Figure contents as structured data:
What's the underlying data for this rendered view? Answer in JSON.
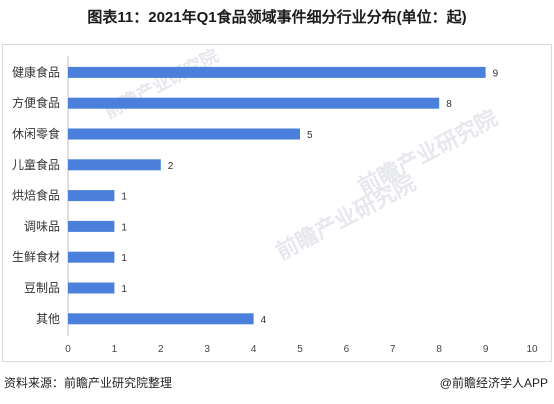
{
  "figure": {
    "title": "图表11：2021年Q1食品领域事件细分行业分布(单位：起)",
    "source": "资料来源：前瞻产业研究院整理",
    "credit": "@前瞻经济学人APP",
    "watermark": "前瞻产业研究院"
  },
  "chart_data": {
    "type": "bar",
    "orientation": "horizontal",
    "categories": [
      "健康食品",
      "方便食品",
      "休闲零食",
      "儿童食品",
      "烘焙食品",
      "调味品",
      "生鲜食材",
      "豆制品",
      "其他"
    ],
    "values": [
      9,
      8,
      5,
      2,
      1,
      1,
      1,
      1,
      4
    ],
    "xlim": [
      0,
      10
    ],
    "xticks": [
      0,
      1,
      2,
      3,
      4,
      5,
      6,
      7,
      8,
      9,
      10
    ],
    "bar_color": "#4a7fdb",
    "grid": false,
    "legend": "none"
  }
}
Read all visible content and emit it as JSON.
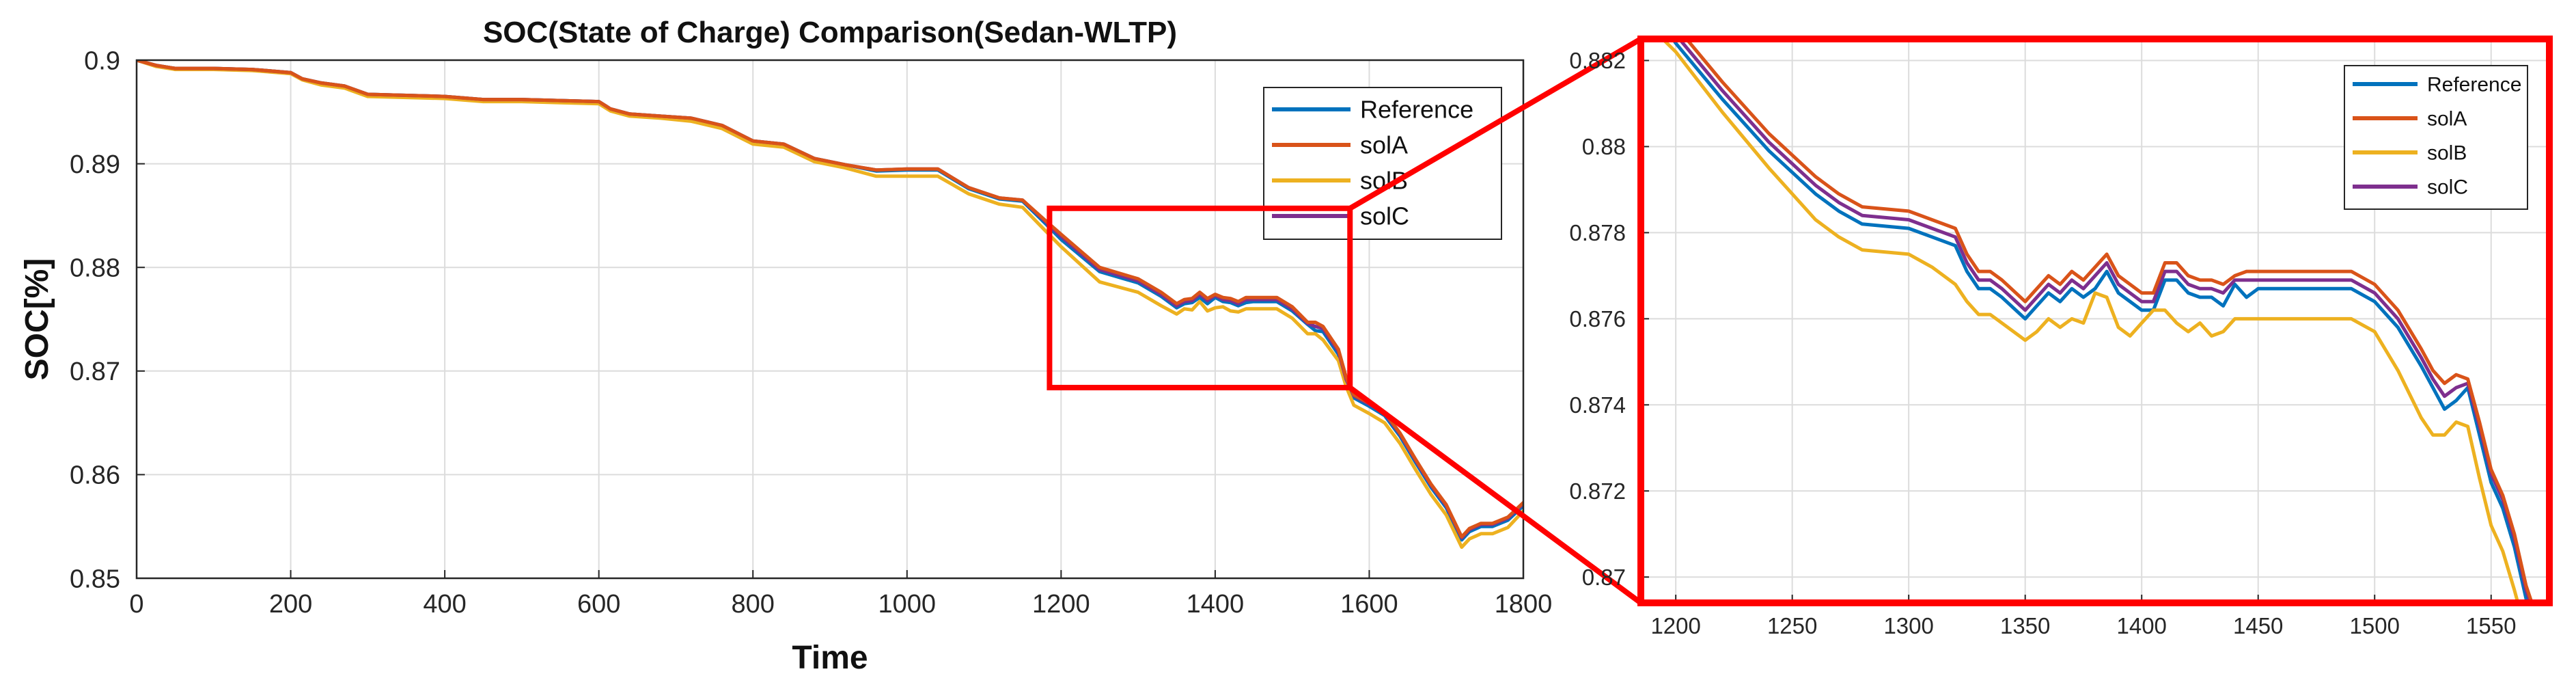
{
  "chart_data": [
    {
      "type": "line",
      "title": "SOC(State of Charge) Comparison(Sedan-WLTP)",
      "xlabel": "Time",
      "ylabel": "SOC[%]",
      "xlim": [
        0,
        1800
      ],
      "ylim": [
        0.85,
        0.9
      ],
      "xticks": [
        0,
        200,
        400,
        600,
        800,
        1000,
        1200,
        1400,
        1600,
        1800
      ],
      "yticks": [
        0.85,
        0.86,
        0.87,
        0.88,
        0.89,
        0.9
      ],
      "ytick_labels": [
        "0.85",
        "0.86",
        "0.87",
        "0.88",
        "0.89",
        "0.9"
      ],
      "grid": true,
      "legend": "top-right",
      "legend_labels": [
        "Reference",
        "solA",
        "solB",
        "solC"
      ],
      "zoom_box": {
        "x": [
          1185,
          1575
        ],
        "y": [
          0.8684,
          0.8857
        ]
      },
      "x": [
        0,
        25,
        50,
        100,
        150,
        200,
        215,
        240,
        270,
        300,
        350,
        400,
        450,
        500,
        550,
        600,
        615,
        640,
        680,
        720,
        760,
        800,
        840,
        880,
        920,
        960,
        1000,
        1040,
        1080,
        1120,
        1150,
        1180,
        1200,
        1250,
        1300,
        1330,
        1350,
        1360,
        1370,
        1380,
        1390,
        1400,
        1410,
        1420,
        1430,
        1440,
        1450,
        1480,
        1500,
        1520,
        1530,
        1540,
        1560,
        1570,
        1580,
        1600,
        1620,
        1640,
        1660,
        1680,
        1700,
        1720,
        1730,
        1745,
        1760,
        1780,
        1800
      ],
      "series": [
        {
          "name": "Reference",
          "color": "#0072BD",
          "values": [
            0.9,
            0.8995,
            0.8992,
            0.8992,
            0.8991,
            0.8988,
            0.8982,
            0.8978,
            0.8975,
            0.8967,
            0.8966,
            0.8965,
            0.8962,
            0.8962,
            0.8961,
            0.896,
            0.8953,
            0.8948,
            0.8946,
            0.8944,
            0.8937,
            0.8922,
            0.8919,
            0.8905,
            0.8899,
            0.8893,
            0.8894,
            0.8894,
            0.8876,
            0.8866,
            0.8864,
            0.8842,
            0.8827,
            0.8796,
            0.8785,
            0.8772,
            0.8761,
            0.8765,
            0.8766,
            0.8771,
            0.8765,
            0.8771,
            0.8767,
            0.8766,
            0.8763,
            0.8766,
            0.8767,
            0.8767,
            0.8758,
            0.8745,
            0.8739,
            0.8738,
            0.8716,
            0.869,
            0.8674,
            0.8666,
            0.8657,
            0.8637,
            0.8612,
            0.8588,
            0.8568,
            0.8537,
            0.8545,
            0.855,
            0.855,
            0.8556,
            0.857
          ]
        },
        {
          "name": "solA",
          "color": "#D95319",
          "values": [
            0.9,
            0.8995,
            0.8992,
            0.8992,
            0.8991,
            0.8988,
            0.8982,
            0.8978,
            0.8975,
            0.8967,
            0.8966,
            0.8965,
            0.8962,
            0.8962,
            0.8961,
            0.896,
            0.8953,
            0.8948,
            0.8946,
            0.8944,
            0.8937,
            0.8922,
            0.8919,
            0.8905,
            0.8899,
            0.8894,
            0.8895,
            0.8895,
            0.8877,
            0.8867,
            0.8865,
            0.8845,
            0.8832,
            0.88,
            0.8789,
            0.8776,
            0.8765,
            0.8769,
            0.877,
            0.8776,
            0.877,
            0.8774,
            0.8771,
            0.877,
            0.8767,
            0.8771,
            0.8771,
            0.8771,
            0.8762,
            0.8747,
            0.8747,
            0.8743,
            0.8721,
            0.8694,
            0.8677,
            0.8669,
            0.866,
            0.864,
            0.8615,
            0.8591,
            0.8571,
            0.854,
            0.8548,
            0.8553,
            0.8553,
            0.8559,
            0.8573
          ]
        },
        {
          "name": "solB",
          "color": "#EDB120",
          "values": [
            0.9,
            0.8994,
            0.8991,
            0.8991,
            0.899,
            0.8987,
            0.8981,
            0.8976,
            0.8973,
            0.8965,
            0.8964,
            0.8963,
            0.896,
            0.896,
            0.8959,
            0.8958,
            0.8951,
            0.8946,
            0.8944,
            0.8941,
            0.8934,
            0.8919,
            0.8916,
            0.8902,
            0.8896,
            0.8888,
            0.8888,
            0.8888,
            0.8871,
            0.8861,
            0.8858,
            0.8835,
            0.882,
            0.8786,
            0.8776,
            0.8763,
            0.8755,
            0.876,
            0.8759,
            0.8767,
            0.8758,
            0.8761,
            0.8762,
            0.8758,
            0.8757,
            0.876,
            0.876,
            0.876,
            0.8751,
            0.8736,
            0.8736,
            0.873,
            0.871,
            0.8685,
            0.8667,
            0.8659,
            0.865,
            0.863,
            0.8605,
            0.8581,
            0.8561,
            0.853,
            0.8538,
            0.8543,
            0.8543,
            0.8549,
            0.8565
          ]
        },
        {
          "name": "solC",
          "color": "#7E2F8E",
          "values": [
            0.9,
            0.8995,
            0.8992,
            0.8992,
            0.8991,
            0.8988,
            0.8982,
            0.8978,
            0.8975,
            0.8967,
            0.8966,
            0.8965,
            0.8962,
            0.8962,
            0.8961,
            0.896,
            0.8953,
            0.8948,
            0.8946,
            0.8944,
            0.8937,
            0.8922,
            0.8919,
            0.8905,
            0.8899,
            0.8894,
            0.8895,
            0.8895,
            0.8877,
            0.8867,
            0.8865,
            0.8844,
            0.883,
            0.8798,
            0.8787,
            0.8774,
            0.8763,
            0.8767,
            0.8768,
            0.8774,
            0.8768,
            0.8773,
            0.8769,
            0.8768,
            0.8765,
            0.8769,
            0.8769,
            0.8769,
            0.876,
            0.8746,
            0.8743,
            0.8741,
            0.8719,
            0.8692,
            0.8676,
            0.8668,
            0.8659,
            0.8639,
            0.8614,
            0.859,
            0.857,
            0.8539,
            0.8547,
            0.8552,
            0.8552,
            0.8558,
            0.8572
          ]
        }
      ]
    },
    {
      "type": "line",
      "title": "",
      "xlabel": "",
      "ylabel": "",
      "xlim": [
        1185,
        1575
      ],
      "ylim": [
        0.8694,
        0.8825
      ],
      "xticks": [
        1200,
        1250,
        1300,
        1350,
        1400,
        1450,
        1500,
        1550
      ],
      "yticks": [
        0.87,
        0.872,
        0.874,
        0.876,
        0.878,
        0.88,
        0.882
      ],
      "ytick_labels": [
        "0.87",
        "0.872",
        "0.874",
        "0.876",
        "0.878",
        "0.88",
        "0.882"
      ],
      "grid": true,
      "legend": "top-right",
      "legend_labels": [
        "Reference",
        "solA",
        "solB",
        "solC"
      ],
      "x": [
        1185,
        1200,
        1220,
        1240,
        1260,
        1270,
        1280,
        1300,
        1310,
        1320,
        1325,
        1330,
        1335,
        1340,
        1350,
        1355,
        1360,
        1365,
        1370,
        1375,
        1380,
        1385,
        1390,
        1395,
        1400,
        1405,
        1410,
        1415,
        1420,
        1425,
        1430,
        1435,
        1440,
        1445,
        1450,
        1480,
        1490,
        1500,
        1510,
        1520,
        1525,
        1530,
        1535,
        1540,
        1545,
        1550,
        1555,
        1560,
        1565,
        1570
      ],
      "series": [
        {
          "name": "Reference",
          "color": "#0072BD",
          "values": [
            0.8836,
            0.8824,
            0.8811,
            0.8799,
            0.8789,
            0.8785,
            0.8782,
            0.8781,
            0.8779,
            0.8777,
            0.8771,
            0.8767,
            0.8767,
            0.8765,
            0.876,
            0.8763,
            0.8766,
            0.8764,
            0.8767,
            0.8765,
            0.8767,
            0.8771,
            0.8766,
            0.8764,
            0.8762,
            0.8762,
            0.8769,
            0.8769,
            0.8766,
            0.8765,
            0.8765,
            0.8763,
            0.8768,
            0.8765,
            0.8767,
            0.8767,
            0.8767,
            0.8764,
            0.8758,
            0.8749,
            0.8744,
            0.8739,
            0.8741,
            0.8744,
            0.8733,
            0.8722,
            0.8716,
            0.8707,
            0.8695,
            0.8687
          ]
        },
        {
          "name": "solA",
          "color": "#D95319",
          "values": [
            0.884,
            0.8828,
            0.8815,
            0.8803,
            0.8793,
            0.8789,
            0.8786,
            0.8785,
            0.8783,
            0.8781,
            0.8775,
            0.8771,
            0.8771,
            0.8769,
            0.8764,
            0.8767,
            0.877,
            0.8768,
            0.8771,
            0.8769,
            0.8772,
            0.8775,
            0.877,
            0.8768,
            0.8766,
            0.8766,
            0.8773,
            0.8773,
            0.877,
            0.8769,
            0.8769,
            0.8768,
            0.877,
            0.8771,
            0.8771,
            0.8771,
            0.8771,
            0.8768,
            0.8762,
            0.8753,
            0.8748,
            0.8745,
            0.8747,
            0.8746,
            0.8736,
            0.8725,
            0.8719,
            0.871,
            0.8698,
            0.869
          ]
        },
        {
          "name": "solB",
          "color": "#EDB120",
          "values": [
            0.883,
            0.8822,
            0.8808,
            0.8795,
            0.8783,
            0.8779,
            0.8776,
            0.8775,
            0.8772,
            0.8768,
            0.8764,
            0.8761,
            0.8761,
            0.8759,
            0.8755,
            0.8757,
            0.876,
            0.8758,
            0.876,
            0.8759,
            0.8766,
            0.8765,
            0.8758,
            0.8756,
            0.8759,
            0.8762,
            0.8762,
            0.8759,
            0.8757,
            0.8759,
            0.8756,
            0.8757,
            0.876,
            0.876,
            0.876,
            0.876,
            0.876,
            0.8757,
            0.8748,
            0.8737,
            0.8733,
            0.8733,
            0.8736,
            0.8735,
            0.8723,
            0.8712,
            0.8706,
            0.8697,
            0.8687,
            0.8679
          ]
        },
        {
          "name": "solC",
          "color": "#7E2F8E",
          "values": [
            0.8838,
            0.8826,
            0.8813,
            0.8801,
            0.8791,
            0.8787,
            0.8784,
            0.8783,
            0.8781,
            0.8779,
            0.8773,
            0.8769,
            0.8769,
            0.8767,
            0.8762,
            0.8765,
            0.8768,
            0.8766,
            0.8769,
            0.8767,
            0.877,
            0.8773,
            0.8768,
            0.8766,
            0.8764,
            0.8764,
            0.8771,
            0.8771,
            0.8768,
            0.8767,
            0.8767,
            0.8766,
            0.8769,
            0.8769,
            0.8769,
            0.8769,
            0.8769,
            0.8766,
            0.876,
            0.8751,
            0.8746,
            0.8742,
            0.8744,
            0.8745,
            0.8735,
            0.8724,
            0.8718,
            0.8709,
            0.8697,
            0.8689
          ]
        }
      ]
    }
  ]
}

> **What you should do**:
In the records above, locate each line with the word "title". Copy all such lines.

> **Solution to this exercise**:
    "title": "图表11：2021年Q1食品领域事件细分行业分布(单位：起)",
      "title": "SOC(State of Charge) Comparison(Sedan-WLTP)",
      "title": "",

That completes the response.